● Given exercise: Please return only the rows between the line holding "day-cell-line: Daylight: 13 hours <box>990 386" and the line holding "day-cell-line: and 26", inclusive, with "Sunrise" changed to "Dawn" and everything else left as it is.

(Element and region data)
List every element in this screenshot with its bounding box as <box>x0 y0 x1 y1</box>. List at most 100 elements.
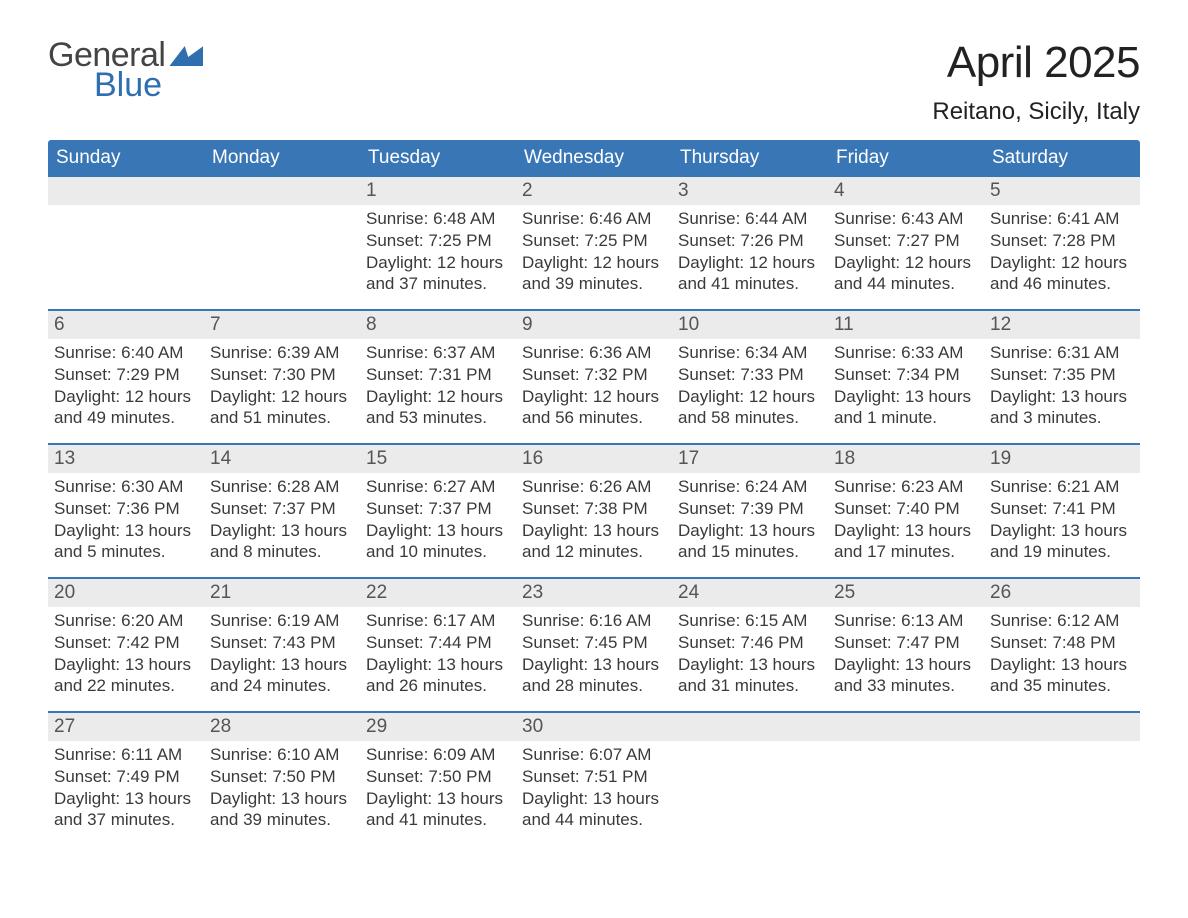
day-cell-line: Daylight: 13 hours <box>990 386 1134 408</box>
day-cell-line: Sunrise: 6:44 AM <box>678 208 822 230</box>
day-header-wednesday: Wednesday <box>516 140 672 175</box>
day-cell-line: Daylight: 12 hours <box>54 386 198 408</box>
day-cell-line: Daylight: 12 hours <box>366 386 510 408</box>
day-cell: Sunrise: 6:16 AMSunset: 7:45 PMDaylight:… <box>516 607 672 699</box>
day-cell-line: and 26 minutes. <box>366 675 510 697</box>
calendar-week: 20212223242526Sunrise: 6:20 AMSunset: 7:… <box>48 577 1140 699</box>
day-cell-line: Sunrise: 6:30 AM <box>54 476 198 498</box>
calendar: Sunday Monday Tuesday Wednesday Thursday… <box>48 140 1140 833</box>
day-header-friday: Friday <box>828 140 984 175</box>
day-cell: Sunrise: 6:09 AMSunset: 7:50 PMDaylight:… <box>360 741 516 833</box>
day-cell-line: Sunset: 7:50 PM <box>210 766 354 788</box>
day-number <box>984 713 1140 741</box>
day-cell: Sunrise: 6:30 AMSunset: 7:36 PMDaylight:… <box>48 473 204 565</box>
day-cell-line: and 49 minutes. <box>54 407 198 429</box>
week-body-row: Sunrise: 6:48 AMSunset: 7:25 PMDaylight:… <box>48 205 1140 297</box>
day-cell-line: Sunrise: 6:24 AM <box>678 476 822 498</box>
day-cell: Sunrise: 6:36 AMSunset: 7:32 PMDaylight:… <box>516 339 672 431</box>
day-cell-line: Sunset: 7:51 PM <box>522 766 666 788</box>
day-number: 25 <box>828 579 984 607</box>
day-cell-line: Daylight: 13 hours <box>834 654 978 676</box>
day-cell-line: Sunset: 7:41 PM <box>990 498 1134 520</box>
day-cell-line: Daylight: 13 hours <box>210 520 354 542</box>
day-cell-line: Sunrise: 6:43 AM <box>834 208 978 230</box>
day-cell-line: Daylight: 13 hours <box>834 520 978 542</box>
week-body-row: Sunrise: 6:30 AMSunset: 7:36 PM Daylight:… <box>48 473 1140 565</box>
day-cell-line: Daylight: 13 hours <box>210 654 354 676</box>
day-cell-line: Daylight: 12 hours <box>834 252 978 274</box>
day-header-tuesday: Tuesday <box>360 140 516 175</box>
day-cell-line: Daylight: 12 hours <box>678 252 822 274</box>
day-cell-line: Sunrise: 6:21 AM <box>990 476 1134 498</box>
day-cell-line: Sunset: 7:49 PM <box>54 766 198 788</box>
day-number: 2 <box>516 177 672 205</box>
day-cell-line: and 10 minutes. <box>366 541 510 563</box>
day-cell: Sunrise: 6:43 AMSunset: 7:27 PMDaylight:… <box>828 205 984 297</box>
day-number: 12 <box>984 311 1140 339</box>
day-number: 22 <box>360 579 516 607</box>
day-cell-line: Sunset: 7:48 PM <box>990 632 1134 654</box>
day-cell-line: and 24 minutes. <box>210 675 354 697</box>
day-cell-line: Sunrise: 6:13 AM <box>834 610 978 632</box>
day-number: 13 <box>48 445 204 473</box>
day-number <box>48 177 204 205</box>
day-cell-line: Sunset: 7:35 PM <box>990 364 1134 386</box>
day-cell: Sunrise: 6:41 AMSunset: 7:28 PMDaylight:… <box>984 205 1140 297</box>
day-number <box>204 177 360 205</box>
day-cell: Sunrise: 6:37 AMSunset: 7:31 PMDaylight:… <box>360 339 516 431</box>
day-number: 16 <box>516 445 672 473</box>
day-number: 17 <box>672 445 828 473</box>
day-number: 18 <box>828 445 984 473</box>
week-daynum-row: 6789101112 <box>48 309 1140 339</box>
day-number: 19 <box>984 445 1140 473</box>
day-number: 29 <box>360 713 516 741</box>
day-cell-line: Sunrise: 6:12 AM <box>990 610 1134 632</box>
day-cell-line: Daylight: 13 hours <box>522 788 666 810</box>
day-cell-line: and 51 minutes. <box>210 407 354 429</box>
day-cell-line: and 28 minutes. <box>522 675 666 697</box>
day-cell-line: Sunrise: 6:15 AM <box>678 610 822 632</box>
day-cell: Sunrise: 6:31 AMSunset: 7:35 PMDaylight:… <box>984 339 1140 431</box>
day-cell: Sunrise: 6:44 AMSunset: 7:26 PMDaylight:… <box>672 205 828 297</box>
day-cell-line: and 12 minutes. <box>522 541 666 563</box>
day-cell-line: and 5 minutes. <box>54 541 198 563</box>
day-cell-line: Sunset: 7:47 PM <box>834 632 978 654</box>
day-cell-line: Daylight: 13 hours <box>522 654 666 676</box>
logo-mark-icon <box>169 46 203 66</box>
page-header: General Blue April 2025 Reitano, Sicily,… <box>48 38 1140 126</box>
day-number: 8 <box>360 311 516 339</box>
week-daynum-row: 27282930 <box>48 711 1140 741</box>
day-cell-line: Sunset: 7:36 PM <box>54 498 198 520</box>
day-cell-line: and 31 minutes. <box>678 675 822 697</box>
day-cell-line: Sunrise: 6:10 AM <box>210 744 354 766</box>
day-cell-line: and 44 minutes. <box>834 273 978 295</box>
day-cell <box>984 741 1140 833</box>
day-number: 7 <box>204 311 360 339</box>
day-cell: Sunrise: 6:15 AMSunset: 7:46 PMDaylight:… <box>672 607 828 699</box>
day-cell: Sunrise: 6:21 AMSunset: 7:41 PMDaylight:… <box>984 473 1140 565</box>
day-cell-line: Daylight: 12 hours <box>522 386 666 408</box>
day-cell-line: Daylight: 13 hours <box>366 788 510 810</box>
brand-logo: General Blue <box>48 38 203 102</box>
day-cell <box>828 741 984 833</box>
day-cell-line: and 39 minutes. <box>210 809 354 831</box>
day-cell: Sunrise: 6:34 AMSunset: 7:33 PMDaylight:… <box>672 339 828 431</box>
day-number: 24 <box>672 579 828 607</box>
day-cell-line: Sunset: 7:32 PM <box>522 364 666 386</box>
day-number: 14 <box>204 445 360 473</box>
day-cell: Sunrise: 6:23 AMSunset: 7:40 PMDaylight:… <box>828 473 984 565</box>
calendar-weeks: 12345Sunrise: 6:48 AMSunset: 7:25 PMDayl… <box>48 175 1140 833</box>
day-number: 27 <box>48 713 204 741</box>
day-number <box>672 713 828 741</box>
calendar-day-headers: Sunday Monday Tuesday Wednesday Thursday… <box>48 140 1140 175</box>
day-cell-line: Daylight: 12 hours <box>990 252 1134 274</box>
day-cell: Sunrise: 6:24 AMSunset: 7:39 PMDaylight:… <box>672 473 828 565</box>
day-cell-line: Sunset: 7:37 PM <box>210 498 354 520</box>
day-number: 6 <box>48 311 204 339</box>
day-cell-line: Daylight: 12 hours <box>366 252 510 274</box>
day-cell-line: Sunrise: 6:11 AM <box>54 744 198 766</box>
day-cell-line: Sunrise: 6:17 AM <box>366 610 510 632</box>
day-cell: Sunrise: 6:12 AMSunset: 7:48 PMDaylight:… <box>984 607 1140 699</box>
day-cell: Sunrise: 6:11 AMSunset: 7:49 PMDaylight:… <box>48 741 204 833</box>
day-cell-line: Daylight: 13 hours <box>990 654 1134 676</box>
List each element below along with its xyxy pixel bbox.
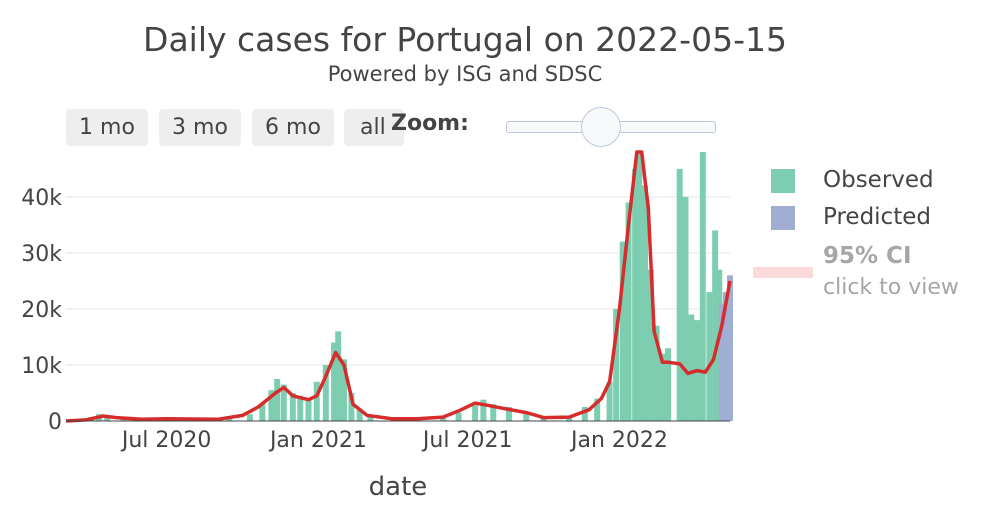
predicted-bar: [722, 292, 729, 421]
observed-bar: [104, 417, 111, 421]
observed-bar: [120, 419, 127, 421]
observed-bar: [348, 392, 355, 421]
chart-title: Daily cases for Portugal on 2022-05-15: [143, 20, 787, 59]
x-tick-label: Jan 2021: [268, 428, 367, 453]
y-axis-ticks: 0 10k 20k 30k 40k: [21, 186, 62, 435]
y-tick-label: 10k: [21, 354, 62, 379]
observed-bar: [625, 202, 632, 421]
range-button-3mo[interactable]: 3 mo: [159, 109, 241, 146]
y-tick-label: 30k: [21, 242, 62, 267]
observed-bar: [297, 395, 304, 421]
observed-bar: [322, 364, 329, 421]
observed-bar: [665, 348, 672, 421]
trend-line: [65, 150, 732, 423]
observed-bar: [682, 196, 689, 421]
observed-bar: [594, 398, 601, 421]
observed-bar: [606, 381, 613, 421]
legend-observed-label[interactable]: Observed: [823, 167, 934, 193]
zoom-slider-handle[interactable]: [580, 107, 621, 147]
observed-bar: [280, 384, 287, 421]
x-axis-ticks: Jul 2020 Jan 2021 Jul 2021 Jan 2022: [120, 428, 668, 453]
observed-bar: [706, 292, 713, 421]
observed-bar: [274, 378, 281, 421]
observed-bar: [659, 353, 666, 421]
observed-bar: [523, 412, 530, 421]
observed-bar: [246, 414, 253, 421]
observed-bar: [619, 241, 626, 421]
predicted-bars: [718, 275, 733, 421]
chart-subtitle: Powered by ISG and SDSC: [327, 62, 603, 86]
observed-bar: [490, 404, 497, 421]
observed-bar: [289, 392, 296, 421]
legend-predicted-label[interactable]: Predicted: [823, 204, 931, 230]
predicted-bar: [718, 303, 725, 421]
observed-bar: [688, 314, 695, 421]
x-tick-label: Jul 2020: [120, 428, 212, 453]
x-tick-label: Jul 2021: [421, 428, 513, 453]
observed-bar: [331, 342, 338, 421]
observed-bar: [335, 331, 342, 421]
observed-bar: [505, 406, 512, 421]
observed-bar: [676, 168, 683, 421]
observed-bar: [647, 269, 654, 421]
observed-bar: [472, 405, 479, 421]
range-button-all[interactable]: all: [344, 109, 404, 146]
observed-bar: [613, 308, 620, 421]
legend-predicted-swatch: [771, 206, 795, 230]
x-tick-label: Jan 2022: [569, 428, 668, 453]
observed-bar: [259, 404, 266, 421]
legend-observed-swatch: [771, 169, 795, 193]
observed-bar: [367, 416, 374, 421]
observed-bar: [439, 417, 446, 421]
observed-bar: [268, 390, 275, 421]
x-axis-title: date: [369, 472, 428, 502]
observed-bar: [226, 418, 233, 421]
observed-bar: [356, 409, 363, 421]
observed-bar: [632, 168, 639, 421]
observed-bar: [455, 412, 462, 421]
observed-bar: [636, 152, 643, 421]
observed-bar: [653, 325, 660, 421]
legend-ci-hint[interactable]: click to view: [823, 275, 959, 300]
observed-bars: [74, 152, 723, 421]
observed-bar: [313, 381, 320, 421]
observed-bar: [642, 185, 649, 421]
observed-bar: [581, 406, 588, 421]
observed-bar: [305, 398, 312, 421]
range-button-6mo[interactable]: 6 mo: [252, 109, 334, 146]
observed-bar: [699, 152, 706, 421]
observed-bar: [712, 230, 719, 421]
y-tick-label: 0: [48, 410, 62, 435]
range-button-1mo[interactable]: 1 mo: [66, 109, 148, 146]
y-tick-label: 20k: [21, 298, 62, 323]
zoom-label: Zoom:: [391, 111, 469, 136]
observed-bar: [480, 399, 487, 421]
y-tick-label: 40k: [21, 186, 62, 211]
legend-ci-label[interactable]: 95% CI: [823, 243, 912, 269]
observed-bar: [340, 359, 347, 421]
predicted-bar: [727, 275, 733, 421]
legend-ci-swatch: [753, 267, 813, 278]
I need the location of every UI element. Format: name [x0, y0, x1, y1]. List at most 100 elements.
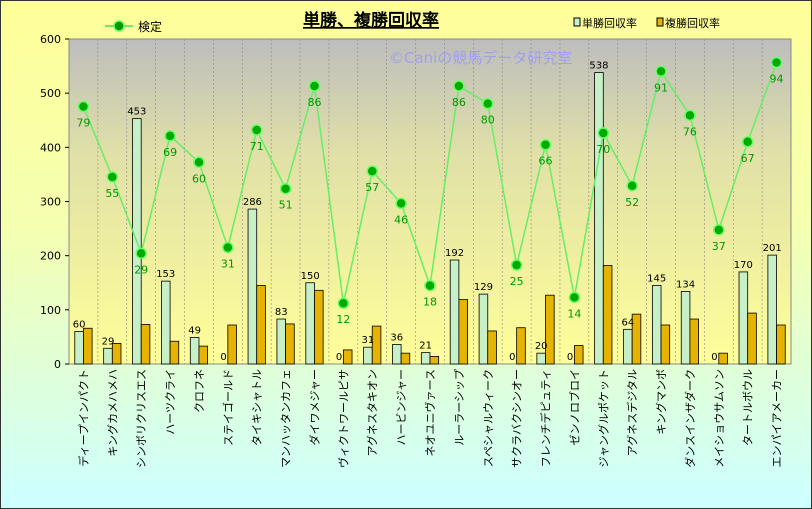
bar-fukusho	[169, 340, 180, 365]
bar-value-label: 286	[243, 197, 262, 208]
bar-value-label: 145	[647, 273, 666, 284]
x-tick-label: ハービンジャー	[395, 369, 408, 445]
bar-value-label: 21	[419, 341, 432, 352]
bar-fukusho	[776, 324, 786, 365]
bar-value-label: 129	[474, 282, 493, 293]
line-point	[568, 291, 581, 304]
bar-fukusho	[400, 352, 411, 365]
line-point	[279, 182, 292, 195]
bar-tansho	[420, 352, 431, 365]
bar-value-label: 0	[567, 352, 573, 363]
line-value-label: 80	[481, 114, 495, 127]
x-tick-label: ヴィクトワールピサ	[336, 369, 350, 468]
bar-fukusho	[631, 313, 642, 365]
line-value-label: 37	[712, 240, 726, 253]
line-value-label: 86	[452, 96, 466, 109]
x-tick-label: フレンチデピュティ	[539, 369, 553, 467]
bar-tansho	[594, 72, 604, 365]
line-value-label: 57	[365, 181, 379, 194]
line-point	[250, 124, 263, 136]
y-tick-label: 300	[40, 196, 61, 209]
bar-value-label: 0	[336, 352, 342, 363]
line-point	[164, 130, 176, 142]
bar-tansho	[305, 282, 315, 365]
line-value-label: 25	[510, 275, 524, 288]
line-point	[222, 241, 234, 254]
y-tick-label: 400	[40, 141, 61, 154]
bar-value-label: 170	[734, 260, 753, 271]
bar-value-label: 0	[711, 352, 717, 363]
line-value-label: 79	[76, 117, 90, 130]
line-point	[135, 247, 147, 260]
bar-tansho	[392, 344, 402, 365]
x-tick-label: ディープインパクト	[76, 369, 90, 467]
legend-line-label: 検定	[138, 19, 162, 34]
bar-value-label: 0	[220, 352, 226, 363]
bar-fukusho	[574, 345, 584, 365]
line-value-label: 76	[683, 125, 697, 138]
bar-tansho	[189, 337, 200, 365]
y-tick-label: 600	[40, 33, 61, 46]
bar-value-label: 36	[390, 333, 403, 344]
x-tick-label: ゼンノロブロイ	[567, 369, 581, 445]
x-tick-label: アグネスデジタル	[625, 369, 639, 456]
line-point	[193, 156, 205, 169]
plot-area	[68, 38, 792, 365]
line-value-label: 51	[279, 199, 293, 212]
x-tick-label: エンパイアメーカー	[771, 369, 784, 467]
line-value-label: 52	[625, 196, 639, 209]
x-tick-label: クロフネ	[193, 369, 206, 413]
bar-value-label: 150	[301, 271, 320, 282]
legend-line: 検定	[105, 19, 162, 34]
bar-fukusho	[458, 299, 468, 365]
y-tick-label: 500	[40, 87, 61, 100]
bar-fukusho	[198, 345, 209, 365]
y-tick-label: 200	[40, 250, 61, 263]
bar-tansho	[103, 347, 113, 365]
bar-fukusho	[314, 289, 324, 365]
line-value-label: 67	[741, 152, 755, 165]
line-point	[395, 197, 407, 210]
legend-fukusho-swatch	[656, 17, 664, 27]
bar-fukusho	[342, 349, 353, 365]
bar-value-label: 538	[589, 61, 608, 72]
x-tick-label: キングカメハメハ	[105, 369, 119, 457]
y-tick-label: 0	[54, 358, 61, 371]
bar-fukusho	[660, 324, 671, 365]
line-point	[106, 171, 119, 183]
line-point	[482, 97, 494, 110]
watermark: ©Caniの競馬データ研究室	[389, 49, 572, 67]
line-point	[337, 297, 350, 309]
line-value-label: 18	[423, 296, 437, 309]
bar-value-label: 31	[362, 335, 375, 346]
x-tick-label: メイショウサムソン	[713, 369, 726, 468]
line-value-label: 55	[105, 187, 119, 200]
bar-tansho	[161, 280, 171, 365]
legend-tansho-label: 単勝回収率	[582, 16, 637, 30]
line-point	[713, 224, 725, 236]
x-tick-label: ルーラーシップ	[453, 369, 466, 446]
bar-fukusho	[545, 294, 555, 365]
bar-value-label: 453	[127, 107, 146, 118]
bar-tansho	[363, 346, 373, 365]
line-value-label: 70	[596, 143, 610, 156]
bar-fukusho	[111, 343, 122, 365]
line-value-label: 12	[336, 313, 350, 326]
x-tick-label: アグネスタキオン	[365, 369, 379, 456]
line-point	[741, 136, 754, 148]
bar-fukusho	[429, 356, 440, 365]
x-tick-label: マンハッタンカフェ	[280, 369, 293, 468]
x-tick-label: キングマンボ	[654, 369, 668, 435]
bar-fukusho	[718, 352, 728, 365]
line-point	[308, 80, 321, 92]
line-value-label: 29	[134, 263, 148, 276]
line-value-label: 91	[654, 81, 668, 94]
x-tick-label: タイキシャトル	[251, 369, 264, 446]
line-value-label: 66	[539, 155, 553, 168]
bar-fukusho	[83, 327, 93, 365]
bar-value-label: 0	[509, 352, 515, 363]
bar-tansho	[738, 271, 749, 365]
line-value-label: 94	[770, 72, 784, 85]
line-point	[510, 259, 523, 271]
x-tick-label: ダンスインザダーク	[683, 369, 697, 468]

● Task solution:
day-cell-line: Daylight: 13 hours <box>990 386 1134 408</box>
day-cell-line: Dawn: 6:44 AM <box>678 208 822 230</box>
day-header-wednesday: Wednesday <box>516 140 672 175</box>
day-cell-line: Daylight: 12 hours <box>54 386 198 408</box>
day-cell-line: Daylight: 12 hours <box>366 386 510 408</box>
day-cell: Dawn: 6:16 AMSunset: 7:45 PMDaylight:… <box>516 607 672 699</box>
day-cell-line: and 26 minutes. <box>366 675 510 697</box>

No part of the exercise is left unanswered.